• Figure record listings
★ ★ ★
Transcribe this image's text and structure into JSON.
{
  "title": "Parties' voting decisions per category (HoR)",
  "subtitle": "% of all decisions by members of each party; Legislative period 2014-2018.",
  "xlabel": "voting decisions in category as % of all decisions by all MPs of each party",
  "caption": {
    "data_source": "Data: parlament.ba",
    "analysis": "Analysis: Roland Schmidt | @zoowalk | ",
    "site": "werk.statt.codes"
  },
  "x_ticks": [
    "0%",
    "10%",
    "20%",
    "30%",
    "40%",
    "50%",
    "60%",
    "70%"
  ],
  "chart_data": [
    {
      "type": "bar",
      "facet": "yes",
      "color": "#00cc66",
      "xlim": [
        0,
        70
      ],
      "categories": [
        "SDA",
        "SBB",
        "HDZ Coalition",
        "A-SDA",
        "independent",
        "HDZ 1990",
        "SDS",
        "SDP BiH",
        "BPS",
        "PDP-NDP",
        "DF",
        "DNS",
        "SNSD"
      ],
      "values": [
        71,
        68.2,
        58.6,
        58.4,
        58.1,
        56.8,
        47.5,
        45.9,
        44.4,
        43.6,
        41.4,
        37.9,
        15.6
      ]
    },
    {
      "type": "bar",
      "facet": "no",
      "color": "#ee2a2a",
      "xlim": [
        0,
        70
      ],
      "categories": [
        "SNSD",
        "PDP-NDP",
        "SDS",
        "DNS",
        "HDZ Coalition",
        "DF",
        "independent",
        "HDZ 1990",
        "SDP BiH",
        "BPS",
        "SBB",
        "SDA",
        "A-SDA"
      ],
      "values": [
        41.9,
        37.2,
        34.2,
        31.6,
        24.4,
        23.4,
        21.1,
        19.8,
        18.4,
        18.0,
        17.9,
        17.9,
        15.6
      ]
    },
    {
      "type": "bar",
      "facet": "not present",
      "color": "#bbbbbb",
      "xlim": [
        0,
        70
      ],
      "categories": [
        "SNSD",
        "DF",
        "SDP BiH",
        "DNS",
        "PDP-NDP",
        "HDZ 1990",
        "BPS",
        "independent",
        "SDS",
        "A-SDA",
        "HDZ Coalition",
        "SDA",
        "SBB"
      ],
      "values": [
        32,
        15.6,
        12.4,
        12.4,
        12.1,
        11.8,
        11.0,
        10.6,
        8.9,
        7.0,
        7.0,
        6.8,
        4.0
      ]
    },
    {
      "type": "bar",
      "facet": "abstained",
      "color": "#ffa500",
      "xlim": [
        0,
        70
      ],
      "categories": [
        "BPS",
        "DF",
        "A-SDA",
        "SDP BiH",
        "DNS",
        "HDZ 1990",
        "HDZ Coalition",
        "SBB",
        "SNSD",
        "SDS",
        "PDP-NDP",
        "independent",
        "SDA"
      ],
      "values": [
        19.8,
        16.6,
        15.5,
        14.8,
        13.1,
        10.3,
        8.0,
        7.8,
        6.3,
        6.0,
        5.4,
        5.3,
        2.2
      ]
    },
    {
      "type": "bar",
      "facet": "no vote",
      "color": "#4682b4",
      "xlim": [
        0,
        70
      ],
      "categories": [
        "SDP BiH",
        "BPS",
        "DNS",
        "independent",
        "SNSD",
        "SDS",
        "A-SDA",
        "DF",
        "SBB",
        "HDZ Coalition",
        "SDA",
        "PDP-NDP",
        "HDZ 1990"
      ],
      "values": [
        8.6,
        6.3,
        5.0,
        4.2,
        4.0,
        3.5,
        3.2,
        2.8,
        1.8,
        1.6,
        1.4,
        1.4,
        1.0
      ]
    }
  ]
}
★ ★ ★
• WHAT IS REQUIRED
Write the data out again in full and exactly.

• OUTPUT OF THE TASK
Transcribe this image's text and structure into JSON.
{
  "title": "Parties' voting decisions per category (HoR)",
  "subtitle": "% of all decisions by members of each party; Legislative period 2014-2018.",
  "xlabel": "voting decisions in category as % of all decisions by all MPs of each party",
  "caption": {
    "data_source": "Data: parlament.ba",
    "analysis": "Analysis: Roland Schmidt | @zoowalk | ",
    "site": "werk.statt.codes"
  },
  "x_ticks": [
    "0%",
    "10%",
    "20%",
    "30%",
    "40%",
    "50%",
    "60%",
    "70%"
  ],
  "chart_data": [
    {
      "type": "bar",
      "facet": "yes",
      "color": "#00cc66",
      "xlim": [
        0,
        70
      ],
      "categories": [
        "SDA",
        "SBB",
        "HDZ Coalition",
        "A-SDA",
        "independent",
        "HDZ 1990",
        "SDS",
        "SDP BiH",
        "BPS",
        "PDP-NDP",
        "DF",
        "DNS",
        "SNSD"
      ],
      "values": [
        71,
        68.2,
        58.6,
        58.4,
        58.1,
        56.8,
        47.5,
        45.9,
        44.4,
        43.6,
        41.4,
        37.9,
        15.6
      ]
    },
    {
      "type": "bar",
      "facet": "no",
      "color": "#ee2a2a",
      "xlim": [
        0,
        70
      ],
      "categories": [
        "SNSD",
        "PDP-NDP",
        "SDS",
        "DNS",
        "HDZ Coalition",
        "DF",
        "independent",
        "HDZ 1990",
        "SDP BiH",
        "BPS",
        "SBB",
        "SDA",
        "A-SDA"
      ],
      "values": [
        41.9,
        37.2,
        34.2,
        31.6,
        24.4,
        23.4,
        21.1,
        19.8,
        18.4,
        18.0,
        17.9,
        17.9,
        15.6
      ]
    },
    {
      "type": "bar",
      "facet": "not present",
      "color": "#bbbbbb",
      "xlim": [
        0,
        70
      ],
      "categories": [
        "SNSD",
        "DF",
        "SDP BiH",
        "DNS",
        "PDP-NDP",
        "HDZ 1990",
        "BPS",
        "independent",
        "SDS",
        "A-SDA",
        "HDZ Coalition",
        "SDA",
        "SBB"
      ],
      "values": [
        32,
        15.6,
        12.4,
        12.4,
        12.1,
        11.8,
        11.0,
        10.6,
        8.9,
        7.0,
        7.0,
        6.8,
        4.0
      ]
    },
    {
      "type": "bar",
      "facet": "abstained",
      "color": "#ffa500",
      "xlim": [
        0,
        70
      ],
      "categories": [
        "BPS",
        "DF",
        "A-SDA",
        "SDP BiH",
        "DNS",
        "HDZ 1990",
        "HDZ Coalition",
        "SBB",
        "SNSD",
        "SDS",
        "PDP-NDP",
        "independent",
        "SDA"
      ],
      "values": [
        19.8,
        16.6,
        15.5,
        14.8,
        13.1,
        10.3,
        8.0,
        7.8,
        6.3,
        6.0,
        5.4,
        5.3,
        2.2
      ]
    },
    {
      "type": "bar",
      "facet": "no vote",
      "color": "#4682b4",
      "xlim": [
        0,
        70
      ],
      "categories": [
        "SDP BiH",
        "BPS",
        "DNS",
        "independent",
        "SNSD",
        "SDS",
        "A-SDA",
        "DF",
        "SBB",
        "HDZ Coalition",
        "SDA",
        "PDP-NDP",
        "HDZ 1990"
      ],
      "values": [
        8.6,
        6.3,
        5.0,
        4.2,
        4.0,
        3.5,
        3.2,
        2.8,
        1.8,
        1.6,
        1.4,
        1.4,
        1.0
      ]
    }
  ]
}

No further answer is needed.